Each entry below is to be written out exactly, and the pictures are to be left out.

— Start —

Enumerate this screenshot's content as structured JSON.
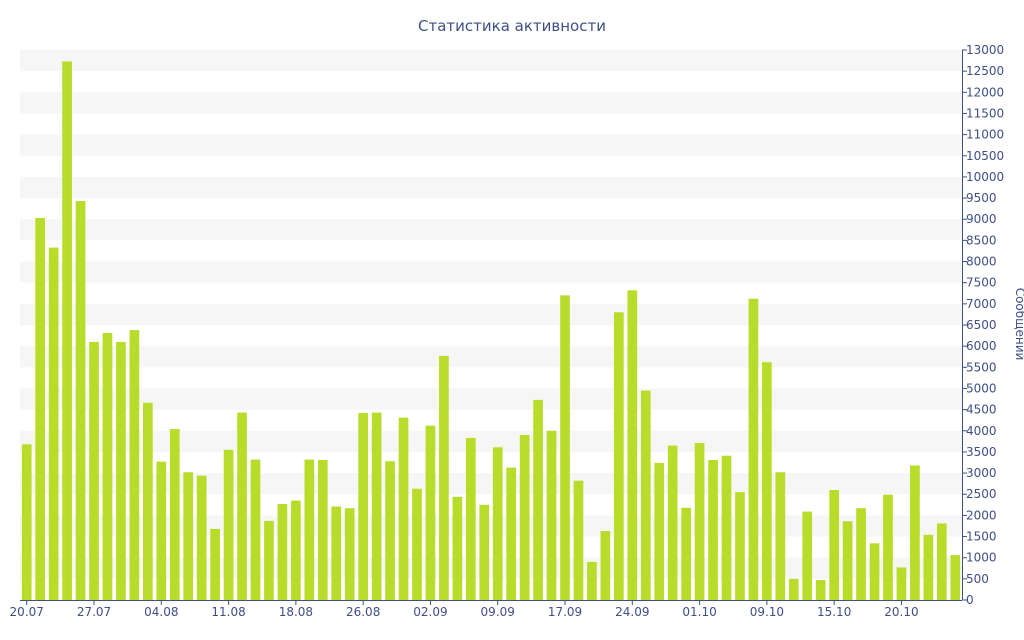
{
  "chart_data": {
    "type": "bar",
    "title": "Статистика активности",
    "ylabel": "Сообщений",
    "ylim": [
      0,
      13000
    ],
    "y_ticks": [
      0,
      500,
      1000,
      1500,
      2000,
      2500,
      3000,
      3500,
      4000,
      4500,
      5000,
      5500,
      6000,
      6500,
      7000,
      7500,
      8000,
      8500,
      9000,
      9500,
      10000,
      10500,
      11000,
      11500,
      12000,
      12500,
      13000
    ],
    "x_ticks": [
      {
        "label": "20.07",
        "index": 0
      },
      {
        "label": "27.07",
        "index": 5
      },
      {
        "label": "04.08",
        "index": 10
      },
      {
        "label": "11.08",
        "index": 15
      },
      {
        "label": "18.08",
        "index": 20
      },
      {
        "label": "26.08",
        "index": 25
      },
      {
        "label": "02.09",
        "index": 30
      },
      {
        "label": "09.09",
        "index": 35
      },
      {
        "label": "17.09",
        "index": 40
      },
      {
        "label": "24.09",
        "index": 45
      },
      {
        "label": "01.10",
        "index": 50
      },
      {
        "label": "09.10",
        "index": 55
      },
      {
        "label": "15.10",
        "index": 60
      },
      {
        "label": "20.10",
        "index": 65
      }
    ],
    "values": [
      3680,
      9030,
      8330,
      12730,
      9430,
      6100,
      6310,
      6100,
      6380,
      4660,
      3270,
      4040,
      3020,
      2940,
      1680,
      3550,
      4430,
      3320,
      1870,
      2270,
      2350,
      3320,
      3310,
      2210,
      2170,
      4420,
      4430,
      3280,
      4310,
      2630,
      4120,
      5770,
      2440,
      3830,
      2250,
      3610,
      3130,
      3900,
      4730,
      4000,
      7200,
      2820,
      900,
      1630,
      6800,
      7320,
      4950,
      3240,
      3650,
      2180,
      3710,
      3310,
      3410,
      2550,
      7120,
      5620,
      3020,
      500,
      2090,
      470,
      2600,
      1860,
      2170,
      1340,
      2490,
      770,
      3180,
      1540,
      1810,
      1060
    ],
    "grid": "horizontal-bands",
    "legend": "none",
    "colors": {
      "bar": "#b7dd2a",
      "band": "#f6f6f6",
      "axis": "#3e4f86",
      "text": "#3e4f86"
    }
  }
}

— End —

Result of this task =
Enumerate this screenshot's content as structured JSON.
{
  "chart_data": {
    "type": "bar",
    "title": "Статистика активности",
    "ylabel": "Сообщений",
    "ylim": [
      0,
      13000
    ],
    "y_ticks": [
      0,
      500,
      1000,
      1500,
      2000,
      2500,
      3000,
      3500,
      4000,
      4500,
      5000,
      5500,
      6000,
      6500,
      7000,
      7500,
      8000,
      8500,
      9000,
      9500,
      10000,
      10500,
      11000,
      11500,
      12000,
      12500,
      13000
    ],
    "x_ticks": [
      {
        "label": "20.07",
        "index": 0
      },
      {
        "label": "27.07",
        "index": 5
      },
      {
        "label": "04.08",
        "index": 10
      },
      {
        "label": "11.08",
        "index": 15
      },
      {
        "label": "18.08",
        "index": 20
      },
      {
        "label": "26.08",
        "index": 25
      },
      {
        "label": "02.09",
        "index": 30
      },
      {
        "label": "09.09",
        "index": 35
      },
      {
        "label": "17.09",
        "index": 40
      },
      {
        "label": "24.09",
        "index": 45
      },
      {
        "label": "01.10",
        "index": 50
      },
      {
        "label": "09.10",
        "index": 55
      },
      {
        "label": "15.10",
        "index": 60
      },
      {
        "label": "20.10",
        "index": 65
      }
    ],
    "values": [
      3680,
      9030,
      8330,
      12730,
      9430,
      6100,
      6310,
      6100,
      6380,
      4660,
      3270,
      4040,
      3020,
      2940,
      1680,
      3550,
      4430,
      3320,
      1870,
      2270,
      2350,
      3320,
      3310,
      2210,
      2170,
      4420,
      4430,
      3280,
      4310,
      2630,
      4120,
      5770,
      2440,
      3830,
      2250,
      3610,
      3130,
      3900,
      4730,
      4000,
      7200,
      2820,
      900,
      1630,
      6800,
      7320,
      4950,
      3240,
      3650,
      2180,
      3710,
      3310,
      3410,
      2550,
      7120,
      5620,
      3020,
      500,
      2090,
      470,
      2600,
      1860,
      2170,
      1340,
      2490,
      770,
      3180,
      1540,
      1810,
      1060
    ],
    "grid": "horizontal-bands",
    "legend": "none",
    "colors": {
      "bar": "#b7dd2a",
      "band": "#f6f6f6",
      "axis": "#3e4f86",
      "text": "#3e4f86"
    }
  }
}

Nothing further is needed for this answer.